Instructions to follow
Present each line of the material below as a numbered list, omitting blank lines and leaving the pictures out.

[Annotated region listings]
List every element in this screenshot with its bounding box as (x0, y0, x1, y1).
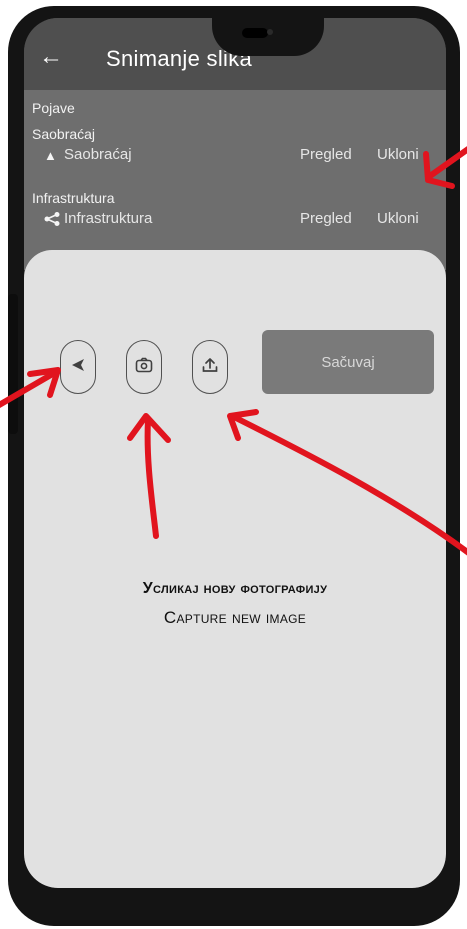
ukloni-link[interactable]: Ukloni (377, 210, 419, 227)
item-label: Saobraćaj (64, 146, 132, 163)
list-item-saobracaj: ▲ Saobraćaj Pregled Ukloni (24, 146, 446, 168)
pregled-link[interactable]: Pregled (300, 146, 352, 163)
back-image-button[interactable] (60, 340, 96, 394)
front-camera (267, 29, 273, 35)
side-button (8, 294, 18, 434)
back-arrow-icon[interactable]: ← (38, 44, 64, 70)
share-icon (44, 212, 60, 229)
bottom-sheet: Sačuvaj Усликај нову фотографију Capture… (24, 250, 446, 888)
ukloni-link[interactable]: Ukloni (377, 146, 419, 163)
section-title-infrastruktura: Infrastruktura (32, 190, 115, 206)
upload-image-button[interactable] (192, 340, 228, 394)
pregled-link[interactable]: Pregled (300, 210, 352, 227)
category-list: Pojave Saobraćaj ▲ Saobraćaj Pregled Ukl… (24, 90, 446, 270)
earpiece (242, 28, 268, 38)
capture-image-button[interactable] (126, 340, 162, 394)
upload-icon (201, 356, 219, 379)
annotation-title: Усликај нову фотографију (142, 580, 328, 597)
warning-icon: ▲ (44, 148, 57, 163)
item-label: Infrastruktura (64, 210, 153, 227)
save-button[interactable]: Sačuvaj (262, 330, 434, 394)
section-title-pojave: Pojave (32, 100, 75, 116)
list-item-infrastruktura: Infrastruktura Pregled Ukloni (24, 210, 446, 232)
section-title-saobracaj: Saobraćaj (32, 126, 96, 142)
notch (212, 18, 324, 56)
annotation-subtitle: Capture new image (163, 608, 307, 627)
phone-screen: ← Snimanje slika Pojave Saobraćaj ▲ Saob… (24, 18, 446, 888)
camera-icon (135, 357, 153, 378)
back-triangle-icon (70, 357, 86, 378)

Complete answer
1. List every element in this screenshot with its bounding box as (x0, y0, x1, y1).
2. ukloni-link[interactable]: Ukloni (377, 210, 419, 227)
3. item-label: Saobraćaj (64, 146, 132, 163)
4. list-item-saobracaj: ▲ Saobraćaj Pregled Ukloni (24, 146, 446, 168)
5. pregled-link[interactable]: Pregled (300, 146, 352, 163)
6. back-image-button[interactable] (60, 340, 96, 394)
7. front-camera (267, 29, 273, 35)
8. side-button (8, 294, 18, 434)
9. back-arrow-icon[interactable]: ← (38, 44, 64, 70)
10. share-icon (44, 212, 60, 229)
11. bottom-sheet: Sačuvaj Усликај нову фотографију Capture… (24, 250, 446, 888)
12. ukloni-link[interactable]: Ukloni (377, 146, 419, 163)
13. section-title-infrastruktura: Infrastruktura (32, 190, 115, 206)
14. upload-image-button[interactable] (192, 340, 228, 394)
15. pregled-link[interactable]: Pregled (300, 210, 352, 227)
16. category-list: Pojave Saobraćaj ▲ Saobraćaj Pregled Ukl… (24, 90, 446, 270)
17. earpiece (242, 28, 268, 38)
18. capture-image-button[interactable] (126, 340, 162, 394)
19. upload-icon (201, 356, 219, 379)
20. annotation-title: Усликај нову фотографију (142, 580, 328, 597)
21. warning-icon: ▲ (44, 148, 57, 163)
22. item-label: Infrastruktura (64, 210, 153, 227)
23. save-button[interactable]: Sačuvaj (262, 330, 434, 394)
24. section-title-pojave: Pojave (32, 100, 75, 116)
25. list-item-infrastruktura: Infrastruktura Pregled Ukloni (24, 210, 446, 232)
26. section-title-saobracaj: Saobraćaj (32, 126, 96, 142)
27. notch (212, 18, 324, 56)
28. annotation-subtitle: Capture new image (163, 608, 307, 627)
29. phone-screen: ← Snimanje slika Pojave Saobraćaj ▲ Saob… (24, 18, 446, 888)
30. camera-icon (135, 357, 153, 378)
31. back-triangle-icon (70, 357, 86, 378)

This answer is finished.